Job = Copy every line of the data exactly, leaving nothing out.

Record extracts =
======

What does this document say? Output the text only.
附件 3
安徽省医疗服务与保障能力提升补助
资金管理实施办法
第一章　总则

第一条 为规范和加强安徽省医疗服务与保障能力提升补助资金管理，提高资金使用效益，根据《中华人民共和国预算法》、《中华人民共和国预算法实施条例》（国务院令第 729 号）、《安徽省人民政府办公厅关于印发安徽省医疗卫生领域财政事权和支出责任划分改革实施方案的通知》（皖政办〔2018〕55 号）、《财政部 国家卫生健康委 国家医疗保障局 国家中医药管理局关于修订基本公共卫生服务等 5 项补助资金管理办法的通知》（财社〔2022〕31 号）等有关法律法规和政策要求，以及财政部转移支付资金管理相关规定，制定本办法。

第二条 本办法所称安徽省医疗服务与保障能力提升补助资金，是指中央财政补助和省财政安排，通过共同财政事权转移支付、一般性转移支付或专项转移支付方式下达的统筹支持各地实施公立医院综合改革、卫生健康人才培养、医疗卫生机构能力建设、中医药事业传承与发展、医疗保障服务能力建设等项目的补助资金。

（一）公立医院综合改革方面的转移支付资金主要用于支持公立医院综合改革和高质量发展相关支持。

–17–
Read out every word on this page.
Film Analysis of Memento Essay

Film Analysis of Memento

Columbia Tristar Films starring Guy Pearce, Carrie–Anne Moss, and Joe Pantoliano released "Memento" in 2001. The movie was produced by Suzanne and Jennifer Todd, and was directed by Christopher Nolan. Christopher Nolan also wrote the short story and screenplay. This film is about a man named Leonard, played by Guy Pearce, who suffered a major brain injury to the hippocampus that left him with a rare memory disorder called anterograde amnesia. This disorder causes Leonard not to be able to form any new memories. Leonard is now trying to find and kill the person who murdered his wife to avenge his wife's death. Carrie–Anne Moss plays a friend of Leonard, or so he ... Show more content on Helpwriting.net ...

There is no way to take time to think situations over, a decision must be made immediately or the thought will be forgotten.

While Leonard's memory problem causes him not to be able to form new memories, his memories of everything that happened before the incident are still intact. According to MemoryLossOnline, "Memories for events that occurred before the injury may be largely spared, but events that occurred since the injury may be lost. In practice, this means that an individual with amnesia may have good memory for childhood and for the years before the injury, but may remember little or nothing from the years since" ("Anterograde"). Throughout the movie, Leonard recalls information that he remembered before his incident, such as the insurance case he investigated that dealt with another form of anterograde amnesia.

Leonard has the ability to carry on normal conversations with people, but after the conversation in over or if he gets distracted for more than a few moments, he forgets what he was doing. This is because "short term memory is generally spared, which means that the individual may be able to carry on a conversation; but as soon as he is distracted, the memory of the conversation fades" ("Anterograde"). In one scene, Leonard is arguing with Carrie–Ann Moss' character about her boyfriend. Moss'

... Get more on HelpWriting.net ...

======

Expected output =
What does this document say? Output the text only.
附件 3
安徽省医疗服务与保障能力提升补助
资金管理实施办法
第一章　总则

第一条 为规范和加强安徽省医疗服务与保障能力提升补助资金管理，提高资金使用效益，根据《中华人民共和国预算法》、《中华人民共和国预算法实施条例》（国务院令第 729 号）、《安徽省人民政府办公厅关于印发安徽省医疗卫生领域财政事权和支出责任划分改革实施方案的通知》（皖政办〔2018〕55 号）、《财政部 国家卫生健康委 国家医疗保障局 国家中医药管理局关于修订基本公共卫生服务等 5 项补助资金管理办法的通知》（财社〔2022〕31 号）等有关法律法规和政策要求，以及财政部转移支付资金管理相关规定，制定本办法。

第二条 本办法所称安徽省医疗服务与保障能力提升补助资金，是指中央财政补助和省财政安排，通过共同财政事权转移支付、一般性转移支付或专项转移支付方式下达的统筹支持各地实施公立医院综合改革、卫生健康人才培养、医疗卫生机构能力建设、中医药事业传承与发展、医疗保障服务能力建设等项目的补助资金。

（一）公立医院综合改革方面的转移支付资金主要用于支持公立医院综合改革和高质量发展相关支持。

–17–
Read out every word on this page.
Film Analysis of Memento Essay

Film Analysis of Memento

Columbia Tristar Films starring Guy Pearce, Carrie–Anne Moss, and Joe Pantoliano released "Memento" in 2001. The movie was produced by Suzanne and Jennifer Todd, and was directed by Christopher Nolan. Christopher Nolan also wrote the short story and screenplay. This film is about a man named Leonard, played by Guy Pearce, who suffered a major brain injury to the hippocampus that left him with a rare memory disorder called anterograde amnesia. This disorder causes Leonard not to be able to form any new memories. Leonard is now trying to find and kill the person who murdered his wife to avenge his wife's death. Carrie–Anne Moss plays a friend of Leonard, or so he ... Show more content on Helpwriting.net ...

There is no way to take time to think situations over, a decision must be made immediately or the thought will be forgotten.

While Leonard's memory problem causes him not to be able to form new memories, his memories of everything that happened before the incident are still intact. According to MemoryLossOnline, "Memories for events that occurred before the injury may be largely spared, but events that occurred since the injury may be lost. In practice, this means that an individual with amnesia may have good memory for childhood and for the years before the injury, but may remember little or nothing from the years since" ("Anterograde"). Throughout the movie, Leonard recalls information that he remembered before his incident, such as the insurance case he investigated that dealt with another form of anterograde amnesia.

Leonard has the ability to carry on normal conversations with people, but after the conversation in over or if he gets distracted for more than a few moments, he forgets what he was doing. This is because "short term memory is generally spared, which means that the individual may be able to carry on a conversation; but as soon as he is distracted, the memory of the conversation fades" ("Anterograde"). In one scene, Leonard is arguing with Carrie–Ann Moss' character about her boyfriend. Moss'

... Get more on HelpWriting.net ...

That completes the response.